__The problem__
Scan the data for "from" and copy the lines it appears in.

____ Data to process

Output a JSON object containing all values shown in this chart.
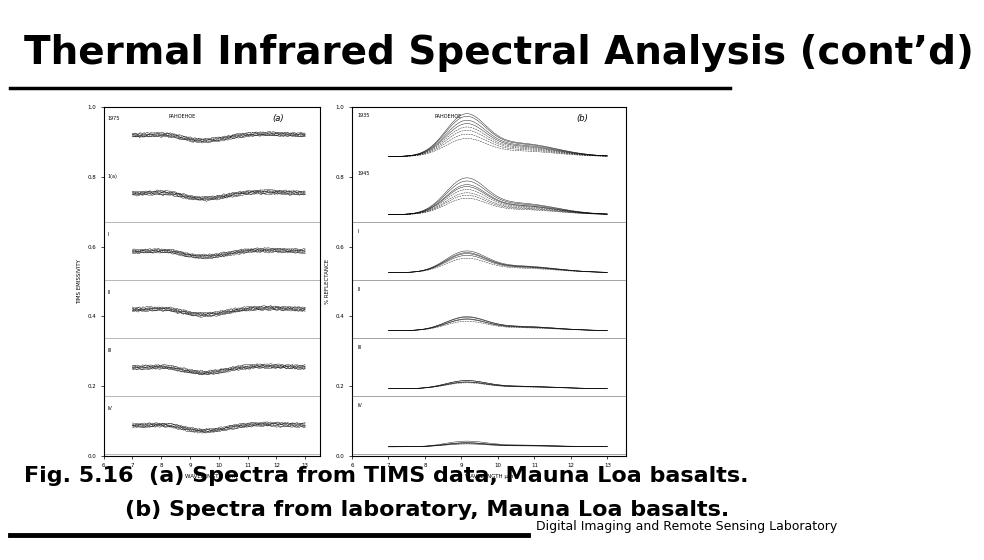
{
  "title": "Thermal Infrared Spectral Analysis (cont’d)",
  "title_fontsize": 28,
  "title_bold": true,
  "title_color": "#000000",
  "background_color": "#ffffff",
  "header_line_color": "#000000",
  "footer_line_color": "#000000",
  "caption_line1": "Fig. 5.16  (a) Spectra from TIMS data, Mauna Loa basalts.",
  "caption_line2": "(b) Spectra from laboratory, Mauna Loa basalts.",
  "caption_fontsize": 16,
  "caption_bold": true,
  "footer_text": "Digital Imaging and Remote Sensing Laboratory",
  "footer_fontsize": 9
}
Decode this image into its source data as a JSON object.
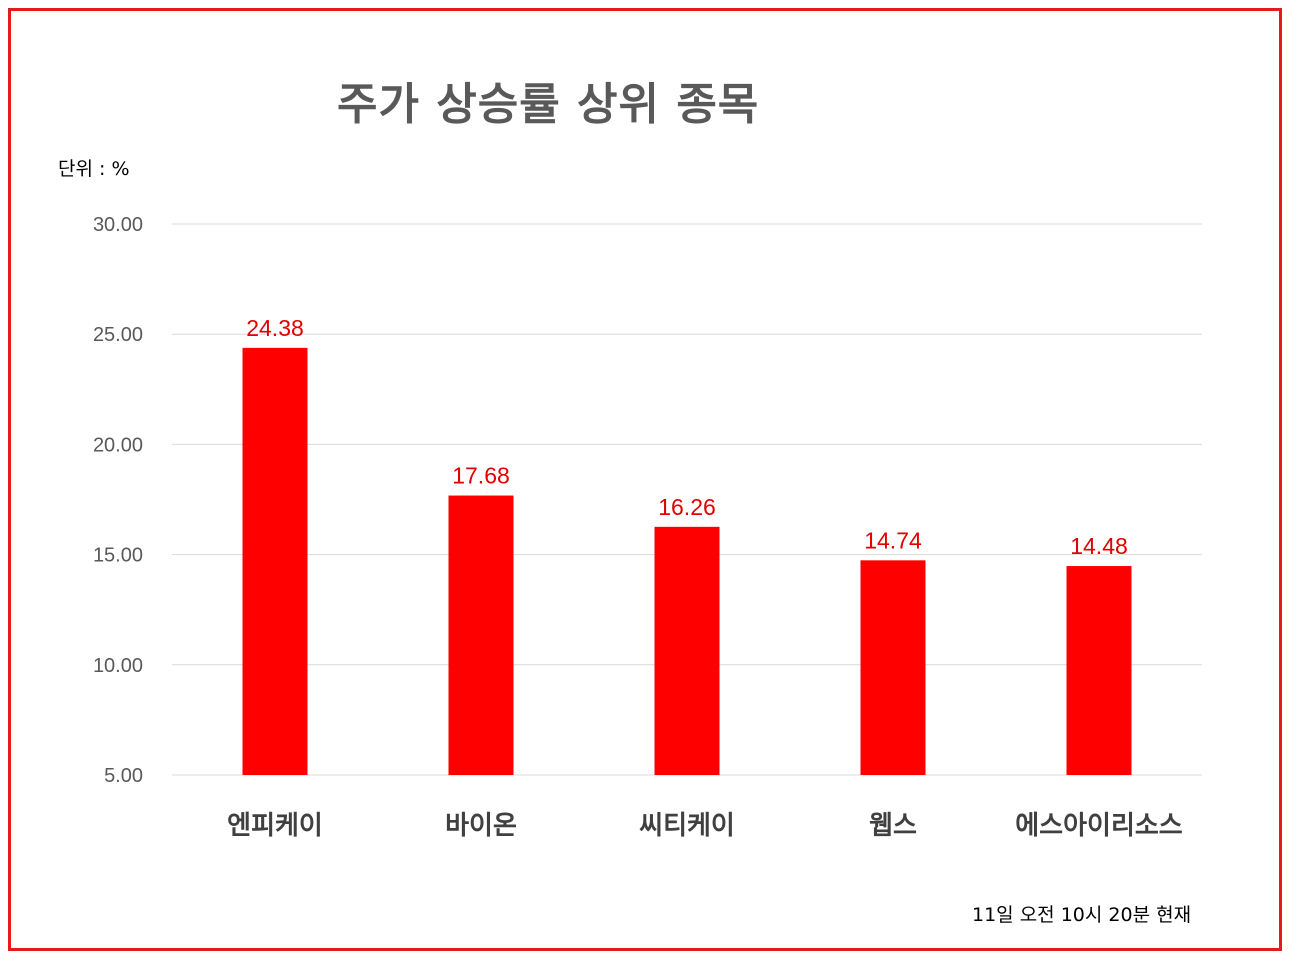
{
  "chart_data": {
    "type": "bar",
    "title": "주가 상승률 상위 종목",
    "unit_label": "단위 : %",
    "footnote": "11일  오전 10시 20분 현재",
    "categories": [
      "엔피케이",
      "바이온",
      "씨티케이",
      "웹스",
      "에스아이리소스"
    ],
    "values": [
      24.38,
      17.68,
      16.26,
      14.74,
      14.48
    ],
    "value_labels": [
      "24.38",
      "17.68",
      "16.26",
      "14.74",
      "14.48"
    ],
    "ylim": [
      5,
      30
    ],
    "yticks": [
      "5.00",
      "10.00",
      "15.00",
      "20.00",
      "25.00",
      "30.00"
    ],
    "ytick_values": [
      5,
      10,
      15,
      20,
      25,
      30
    ],
    "grid": true,
    "bar_color": "#ff0000",
    "label_color": "#e00000",
    "grid_color": "#d9d9d9",
    "border_color": "#e8191b"
  }
}
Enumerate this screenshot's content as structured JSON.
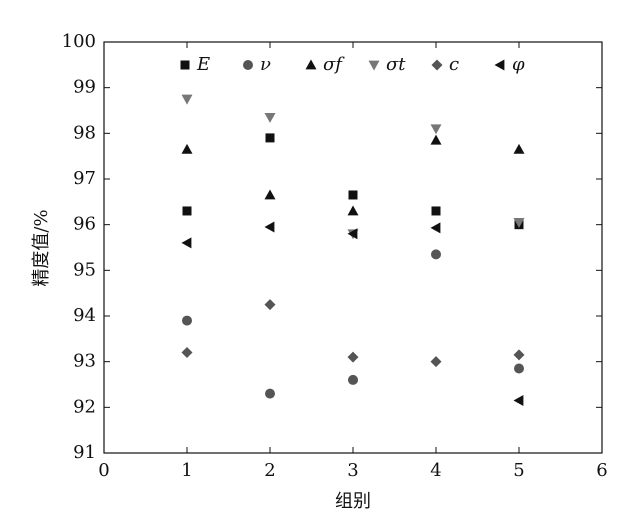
{
  "chart_data": {
    "type": "scatter",
    "x_label": "组别",
    "y_label": "精度值/%",
    "x": [
      1,
      2,
      3,
      4,
      5
    ],
    "series": [
      {
        "name": "E",
        "color": "#111111",
        "marker": "square",
        "values": [
          96.3,
          97.9,
          96.65,
          96.3,
          96.0
        ]
      },
      {
        "name": "ν",
        "color": "#555555",
        "marker": "circle",
        "values": [
          93.9,
          92.3,
          92.6,
          95.35,
          92.85
        ]
      },
      {
        "name": "σf",
        "color": "#111111",
        "marker": "triangle-up",
        "values": [
          97.65,
          96.65,
          96.3,
          97.85,
          97.65
        ]
      },
      {
        "name": "σt",
        "color": "#777777",
        "marker": "triangle-down",
        "values": [
          98.75,
          98.35,
          95.8,
          98.1,
          96.05
        ]
      },
      {
        "name": "c",
        "color": "#555555",
        "marker": "diamond",
        "values": [
          93.2,
          94.25,
          93.1,
          93.0,
          93.15
        ]
      },
      {
        "name": "φ",
        "color": "#111111",
        "marker": "triangle-left",
        "values": [
          95.6,
          95.95,
          95.8,
          95.93,
          92.15
        ]
      }
    ],
    "xlim": [
      0,
      6
    ],
    "xticks": [
      0,
      1,
      2,
      3,
      4,
      5,
      6
    ],
    "ylim": [
      91,
      100
    ],
    "yticks": [
      91,
      92,
      93,
      94,
      95,
      96,
      97,
      98,
      99,
      100
    ],
    "grid": false
  }
}
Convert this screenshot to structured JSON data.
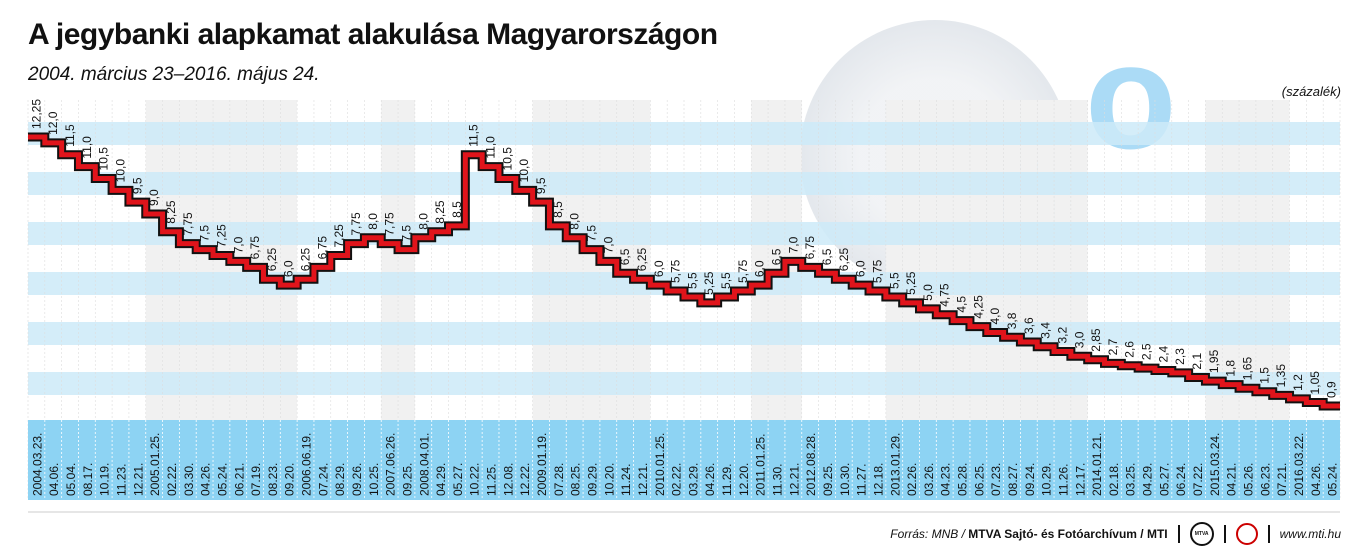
{
  "header": {
    "title": "A jegybanki alapkamat alakulása Magyarországon",
    "subtitle": "2004. március 23–2016. május 24.",
    "unit": "(százalék)"
  },
  "footer": {
    "source_prefix": "Forrás: MNB /",
    "source_bold": "MTVA Sajtó- és Fotóarchívum / MTI",
    "logo1": "MTVA",
    "url": "www.mti.hu"
  },
  "colors": {
    "line": "#e0141b",
    "outline": "#111111",
    "band": "#cdeaf8",
    "date_strip": "#8dd3f3",
    "gray_col": "#f1f1f1"
  },
  "chart_data": {
    "type": "line",
    "style": "step",
    "title": "A jegybanki alapkamat alakulása Magyarországon",
    "ylabel": "(százalék)",
    "ylim": [
      0.9,
      12.25
    ],
    "x": [
      "2004.03.23.",
      "04.06.",
      "05.04.",
      "08.17.",
      "10.19.",
      "11.23.",
      "12.21.",
      "2005.01.25.",
      "02.22.",
      "03.30.",
      "04.26.",
      "05.24.",
      "06.21.",
      "07.19.",
      "08.23.",
      "09.20.",
      "2006.06.19.",
      "07.24.",
      "08.29.",
      "09.26.",
      "10.25.",
      "2007.06.26.",
      "09.25.",
      "2008.04.01.",
      "04.29.",
      "05.27.",
      "10.22.",
      "11.25.",
      "12.08.",
      "12.22.",
      "2009.01.19.",
      "07.28.",
      "08.25.",
      "09.29.",
      "10.20.",
      "11.24.",
      "12.21.",
      "2010.01.25.",
      "02.22.",
      "03.29.",
      "04.26.",
      "11.29.",
      "12.20.",
      "2011.01.25.",
      "11.30.",
      "12.21.",
      "2012.08.28.",
      "09.25.",
      "10.30.",
      "11.27.",
      "12.18.",
      "2013.01.29.",
      "02.26.",
      "03.26.",
      "04.23.",
      "05.28.",
      "06.25.",
      "07.23.",
      "08.27.",
      "09.24.",
      "10.29.",
      "11.26.",
      "12.17.",
      "2014.01.21.",
      "02.18.",
      "03.25.",
      "04.29.",
      "05.27.",
      "06.24.",
      "07.22.",
      "2015.03.24.",
      "04.21.",
      "05.26.",
      "06.23.",
      "07.21.",
      "2016.03.22.",
      "04.26.",
      "05.24."
    ],
    "values": [
      12.25,
      12.0,
      11.5,
      11.0,
      10.5,
      10.0,
      9.5,
      9.0,
      8.25,
      7.75,
      7.5,
      7.25,
      7.0,
      6.75,
      6.25,
      6.0,
      6.25,
      6.75,
      7.25,
      7.75,
      8.0,
      7.75,
      7.5,
      8.0,
      8.25,
      8.5,
      11.5,
      11.0,
      10.5,
      10.0,
      9.5,
      8.5,
      8.0,
      7.5,
      7.0,
      6.5,
      6.25,
      6.0,
      5.75,
      5.5,
      5.25,
      5.5,
      5.75,
      6.0,
      6.5,
      7.0,
      6.75,
      6.5,
      6.25,
      6.0,
      5.75,
      5.5,
      5.25,
      5.0,
      4.75,
      4.5,
      4.25,
      4.0,
      3.8,
      3.6,
      3.4,
      3.2,
      3.0,
      2.85,
      2.7,
      2.6,
      2.5,
      2.4,
      2.3,
      2.1,
      1.95,
      1.8,
      1.65,
      1.5,
      1.35,
      1.2,
      1.05,
      0.9
    ],
    "labels": [
      "12,25",
      "12,0",
      "11,5",
      "11,0",
      "10,5",
      "10,0",
      "9,5",
      "9,0",
      "8,25",
      "7,75",
      "7,5",
      "7,25",
      "7,0",
      "6,75",
      "6,25",
      "6,0",
      "6,25",
      "6,75",
      "7,25",
      "7,75",
      "8,0",
      "7,75",
      "7,5",
      "8,0",
      "8,25",
      "8,5",
      "11,5",
      "11,0",
      "10,5",
      "10,0",
      "9,5",
      "8,5",
      "8,0",
      "7,5",
      "7,0",
      "6,5",
      "6,25",
      "6,0",
      "5,75",
      "5,5",
      "5,25",
      "5,5",
      "5,75",
      "6,0",
      "6,5",
      "7,0",
      "6,75",
      "6,5",
      "6,25",
      "6,0",
      "5,75",
      "5,5",
      "5,25",
      "5,0",
      "4,75",
      "4,5",
      "4,25",
      "4,0",
      "3,8",
      "3,6",
      "3,4",
      "3,2",
      "3,0",
      "2,85",
      "2,7",
      "2,6",
      "2,5",
      "2,4",
      "2,3",
      "2,1",
      "1,95",
      "1,8",
      "1,65",
      "1,5",
      "1,35",
      "1,2",
      "1,05",
      "0,9"
    ],
    "grid": true,
    "legend": "none"
  }
}
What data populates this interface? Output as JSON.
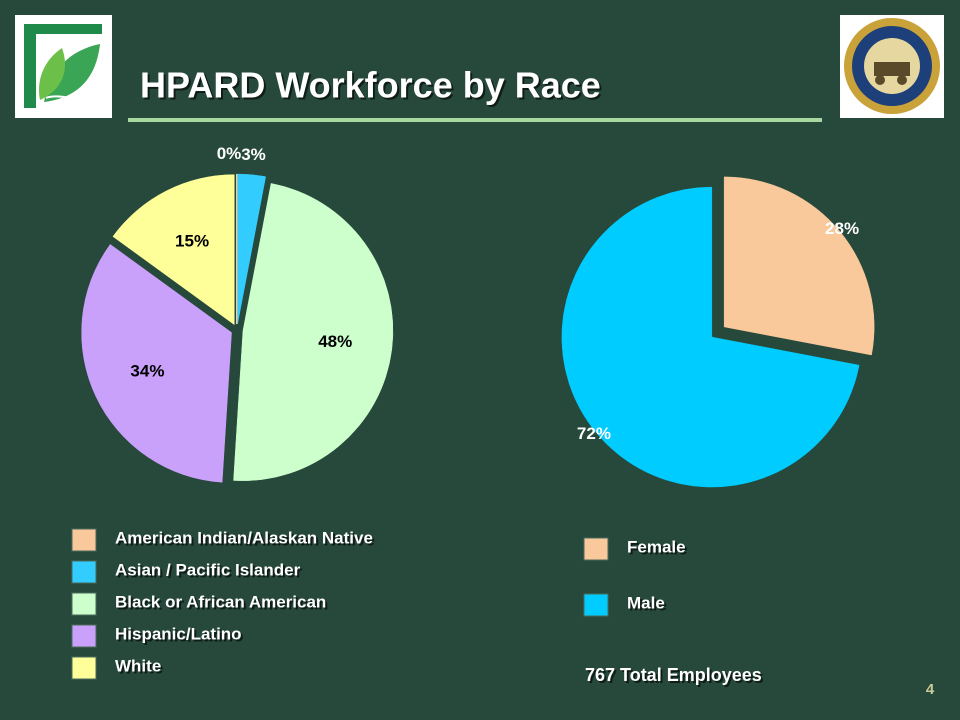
{
  "title": "HPARD Workforce by Race",
  "note": "767 Total Employees",
  "page_number": "4",
  "chart_data": [
    {
      "type": "pie",
      "categories": [
        "American Indian/Alaskan Native",
        "Asian / Pacific Islander",
        "Black or African American",
        "Hispanic/Latino",
        "White"
      ],
      "values": [
        0,
        3,
        48,
        34,
        15
      ],
      "value_labels": [
        "0%",
        "3%",
        "48%",
        "34%",
        "15%"
      ],
      "colors": [
        "#f9c89b",
        "#33ccff",
        "#ccffcc",
        "#c9a0fa",
        "#ffff99"
      ]
    },
    {
      "type": "pie",
      "categories": [
        "Female",
        "Male"
      ],
      "values": [
        28,
        72
      ],
      "value_labels": [
        "28%",
        "72%"
      ],
      "colors": [
        "#f9c89b",
        "#00ccff"
      ]
    }
  ]
}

________

__Written answer__
  "caption_line1": "Fig. 5.16  (a) Spectra from TIMS data, Mauna Loa basalts.",
  "caption_line2": "(b) Spectra from laboratory, Mauna Loa basalts.",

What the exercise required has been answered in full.